[Start]
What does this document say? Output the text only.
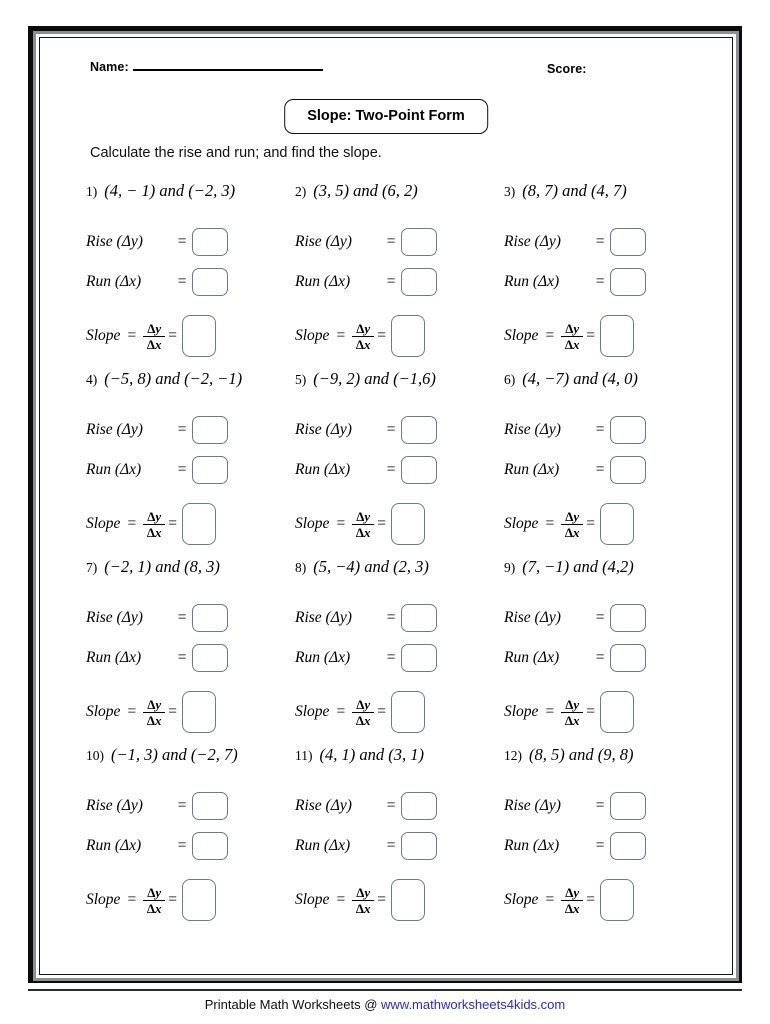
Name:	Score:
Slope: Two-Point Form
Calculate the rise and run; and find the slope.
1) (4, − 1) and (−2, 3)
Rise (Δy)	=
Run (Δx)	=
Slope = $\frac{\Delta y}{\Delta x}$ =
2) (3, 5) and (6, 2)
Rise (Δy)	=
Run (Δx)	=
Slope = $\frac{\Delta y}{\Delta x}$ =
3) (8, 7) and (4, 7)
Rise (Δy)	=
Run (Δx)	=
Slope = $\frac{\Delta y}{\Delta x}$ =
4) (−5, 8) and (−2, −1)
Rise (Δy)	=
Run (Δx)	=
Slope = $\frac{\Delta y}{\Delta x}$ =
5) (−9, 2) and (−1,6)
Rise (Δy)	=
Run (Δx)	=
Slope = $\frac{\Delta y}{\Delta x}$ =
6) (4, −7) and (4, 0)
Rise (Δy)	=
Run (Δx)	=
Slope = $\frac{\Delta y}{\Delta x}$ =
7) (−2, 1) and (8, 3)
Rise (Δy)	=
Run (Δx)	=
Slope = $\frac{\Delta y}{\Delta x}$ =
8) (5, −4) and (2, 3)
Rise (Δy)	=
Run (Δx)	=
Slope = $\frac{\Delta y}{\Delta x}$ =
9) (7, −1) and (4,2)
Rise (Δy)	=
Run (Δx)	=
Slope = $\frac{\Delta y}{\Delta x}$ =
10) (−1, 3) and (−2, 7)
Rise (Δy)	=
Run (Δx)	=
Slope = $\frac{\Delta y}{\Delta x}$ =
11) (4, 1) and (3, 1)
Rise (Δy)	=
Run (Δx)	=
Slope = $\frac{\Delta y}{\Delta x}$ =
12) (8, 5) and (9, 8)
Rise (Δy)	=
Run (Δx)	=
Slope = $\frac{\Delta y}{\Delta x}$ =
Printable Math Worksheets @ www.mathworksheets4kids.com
[End]
## WORK TO BE COMPLETED
Every record above should be transcribed exactly; the pictures stay out of the copy.

## WRITTEN RESPONSE
What does this document say? Output the text only.
Name:	Score:
Slope: Two-Point Form
Calculate the rise and run; and find the slope.
1) (4, − 1) and (−2, 3)
Rise (Δy)	=
Run (Δx)	=
Slope = $\frac{\Delta y}{\Delta x}$ =
2) (3, 5) and (6, 2)
Rise (Δy)	=
Run (Δx)	=
Slope = $\frac{\Delta y}{\Delta x}$ =
3) (8, 7) and (4, 7)
Rise (Δy)	=
Run (Δx)	=
Slope = $\frac{\Delta y}{\Delta x}$ =
4) (−5, 8) and (−2, −1)
Rise (Δy)	=
Run (Δx)	=
Slope = $\frac{\Delta y}{\Delta x}$ =
5) (−9, 2) and (−1,6)
Rise (Δy)	=
Run (Δx)	=
Slope = $\frac{\Delta y}{\Delta x}$ =
6) (4, −7) and (4, 0)
Rise (Δy)	=
Run (Δx)	=
Slope = $\frac{\Delta y}{\Delta x}$ =
7) (−2, 1) and (8, 3)
Rise (Δy)	=
Run (Δx)	=
Slope = $\frac{\Delta y}{\Delta x}$ =
8) (5, −4) and (2, 3)
Rise (Δy)	=
Run (Δx)	=
Slope = $\frac{\Delta y}{\Delta x}$ =
9) (7, −1) and (4,2)
Rise (Δy)	=
Run (Δx)	=
Slope = $\frac{\Delta y}{\Delta x}$ =
10) (−1, 3) and (−2, 7)
Rise (Δy)	=
Run (Δx)	=
Slope = $\frac{\Delta y}{\Delta x}$ =
11) (4, 1) and (3, 1)
Rise (Δy)	=
Run (Δx)	=
Slope = $\frac{\Delta y}{\Delta x}$ =
12) (8, 5) and (9, 8)
Rise (Δy)	=
Run (Δx)	=
Slope = $\frac{\Delta y}{\Delta x}$ =
Printable Math Worksheets @ www.mathworksheets4kids.com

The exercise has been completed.